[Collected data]
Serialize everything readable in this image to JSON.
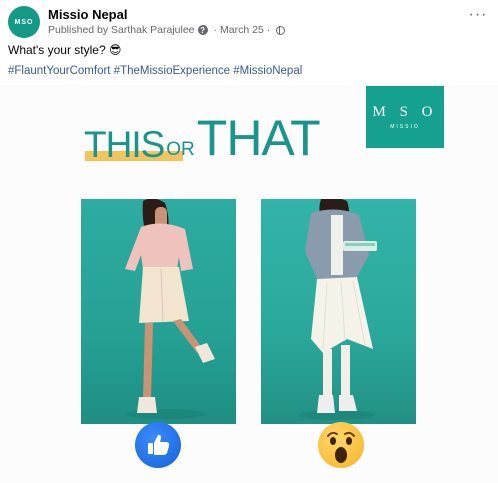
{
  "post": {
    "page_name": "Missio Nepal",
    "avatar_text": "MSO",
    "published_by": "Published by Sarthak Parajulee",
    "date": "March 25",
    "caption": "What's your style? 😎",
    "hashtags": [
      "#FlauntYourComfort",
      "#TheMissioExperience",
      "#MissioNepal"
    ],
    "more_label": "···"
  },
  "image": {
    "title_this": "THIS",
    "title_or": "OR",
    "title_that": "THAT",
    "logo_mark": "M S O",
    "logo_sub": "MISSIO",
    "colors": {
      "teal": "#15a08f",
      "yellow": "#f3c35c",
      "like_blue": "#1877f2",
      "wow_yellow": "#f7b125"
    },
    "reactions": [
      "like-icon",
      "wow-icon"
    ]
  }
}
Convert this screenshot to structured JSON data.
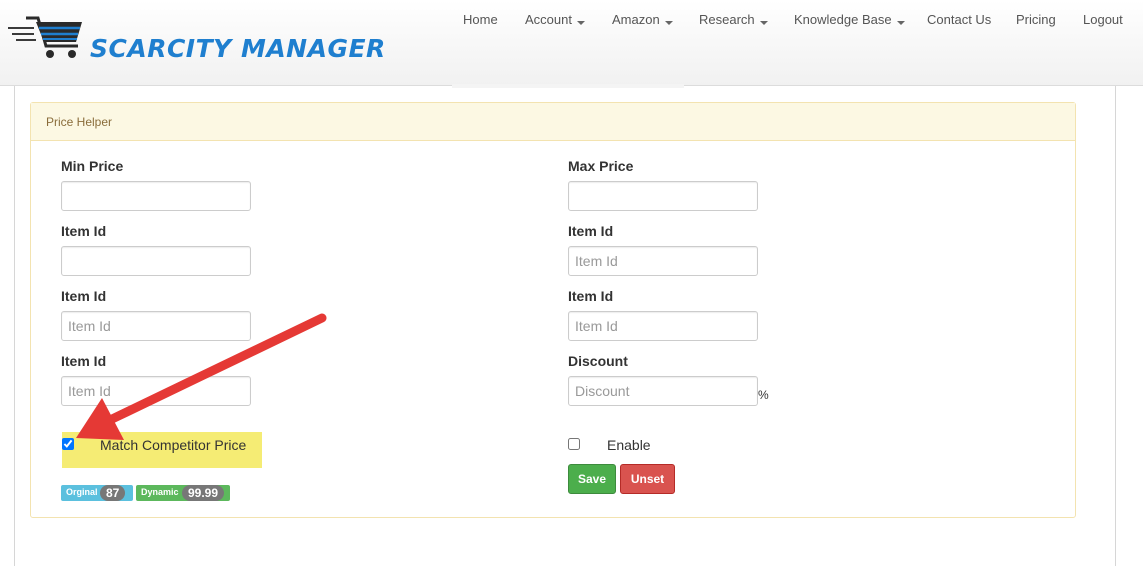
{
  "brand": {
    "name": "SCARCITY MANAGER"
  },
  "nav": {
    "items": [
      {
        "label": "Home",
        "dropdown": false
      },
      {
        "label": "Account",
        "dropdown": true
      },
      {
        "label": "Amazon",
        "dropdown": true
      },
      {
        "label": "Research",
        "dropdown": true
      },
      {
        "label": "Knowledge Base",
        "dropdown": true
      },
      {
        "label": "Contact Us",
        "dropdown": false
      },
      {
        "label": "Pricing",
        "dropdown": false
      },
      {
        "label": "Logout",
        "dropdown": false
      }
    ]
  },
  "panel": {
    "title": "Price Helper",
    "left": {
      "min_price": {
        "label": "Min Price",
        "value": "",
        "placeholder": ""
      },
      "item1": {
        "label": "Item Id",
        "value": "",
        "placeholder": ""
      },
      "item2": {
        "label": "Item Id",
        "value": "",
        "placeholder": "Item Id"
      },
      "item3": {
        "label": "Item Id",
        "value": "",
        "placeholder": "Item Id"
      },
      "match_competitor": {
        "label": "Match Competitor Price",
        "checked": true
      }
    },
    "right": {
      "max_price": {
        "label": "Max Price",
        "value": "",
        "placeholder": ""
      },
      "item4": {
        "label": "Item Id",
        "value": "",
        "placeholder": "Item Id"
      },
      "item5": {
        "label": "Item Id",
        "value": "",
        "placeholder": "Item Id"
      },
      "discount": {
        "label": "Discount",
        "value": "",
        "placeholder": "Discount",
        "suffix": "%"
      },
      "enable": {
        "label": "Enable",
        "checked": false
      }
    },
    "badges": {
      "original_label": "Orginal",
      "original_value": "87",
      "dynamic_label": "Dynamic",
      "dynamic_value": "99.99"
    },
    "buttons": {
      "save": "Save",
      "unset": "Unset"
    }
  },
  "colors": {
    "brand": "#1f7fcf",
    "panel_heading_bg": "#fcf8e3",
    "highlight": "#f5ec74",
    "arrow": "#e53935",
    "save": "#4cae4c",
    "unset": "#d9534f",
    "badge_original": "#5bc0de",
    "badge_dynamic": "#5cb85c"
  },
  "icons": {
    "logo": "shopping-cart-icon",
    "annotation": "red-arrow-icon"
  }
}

-- Do this --
Find the lines that include the string "JSON", then copy each of them.

-- The solution --
Serialize everything readable in this image to JSON.
Convert this screenshot to structured JSON data.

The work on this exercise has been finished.